### DATA SUPPLIED ###

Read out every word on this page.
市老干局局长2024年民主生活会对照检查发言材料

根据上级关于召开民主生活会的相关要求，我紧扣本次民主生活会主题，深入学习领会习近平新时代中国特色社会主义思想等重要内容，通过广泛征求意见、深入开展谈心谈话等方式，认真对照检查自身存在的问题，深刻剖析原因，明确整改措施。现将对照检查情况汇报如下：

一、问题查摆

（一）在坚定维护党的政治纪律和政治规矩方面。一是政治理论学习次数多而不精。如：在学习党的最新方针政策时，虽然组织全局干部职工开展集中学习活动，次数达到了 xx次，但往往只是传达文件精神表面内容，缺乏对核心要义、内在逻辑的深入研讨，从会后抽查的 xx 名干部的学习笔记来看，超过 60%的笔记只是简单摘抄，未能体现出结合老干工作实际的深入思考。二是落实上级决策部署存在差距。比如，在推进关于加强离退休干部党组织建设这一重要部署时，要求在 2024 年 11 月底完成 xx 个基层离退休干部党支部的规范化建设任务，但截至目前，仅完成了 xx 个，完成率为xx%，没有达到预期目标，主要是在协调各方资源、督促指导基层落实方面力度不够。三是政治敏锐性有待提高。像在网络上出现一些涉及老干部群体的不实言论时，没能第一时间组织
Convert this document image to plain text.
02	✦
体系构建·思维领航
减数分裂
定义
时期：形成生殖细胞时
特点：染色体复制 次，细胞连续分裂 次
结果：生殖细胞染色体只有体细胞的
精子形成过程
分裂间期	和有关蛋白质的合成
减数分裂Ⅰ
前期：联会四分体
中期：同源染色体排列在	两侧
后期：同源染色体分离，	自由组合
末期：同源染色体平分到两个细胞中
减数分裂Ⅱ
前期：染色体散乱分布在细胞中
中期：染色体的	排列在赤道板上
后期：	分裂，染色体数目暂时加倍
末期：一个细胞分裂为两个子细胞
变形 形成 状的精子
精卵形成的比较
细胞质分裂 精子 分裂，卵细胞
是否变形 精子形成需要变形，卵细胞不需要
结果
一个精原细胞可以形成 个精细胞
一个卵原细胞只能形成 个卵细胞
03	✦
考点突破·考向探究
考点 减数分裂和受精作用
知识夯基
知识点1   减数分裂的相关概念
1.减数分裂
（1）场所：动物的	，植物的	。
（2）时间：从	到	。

###

◆ PROBLEM DESCRIPTION
Each line containing the word "this" counts once; say how many such lines there are, giving only the number.

◆ SOLUTION BELOW
2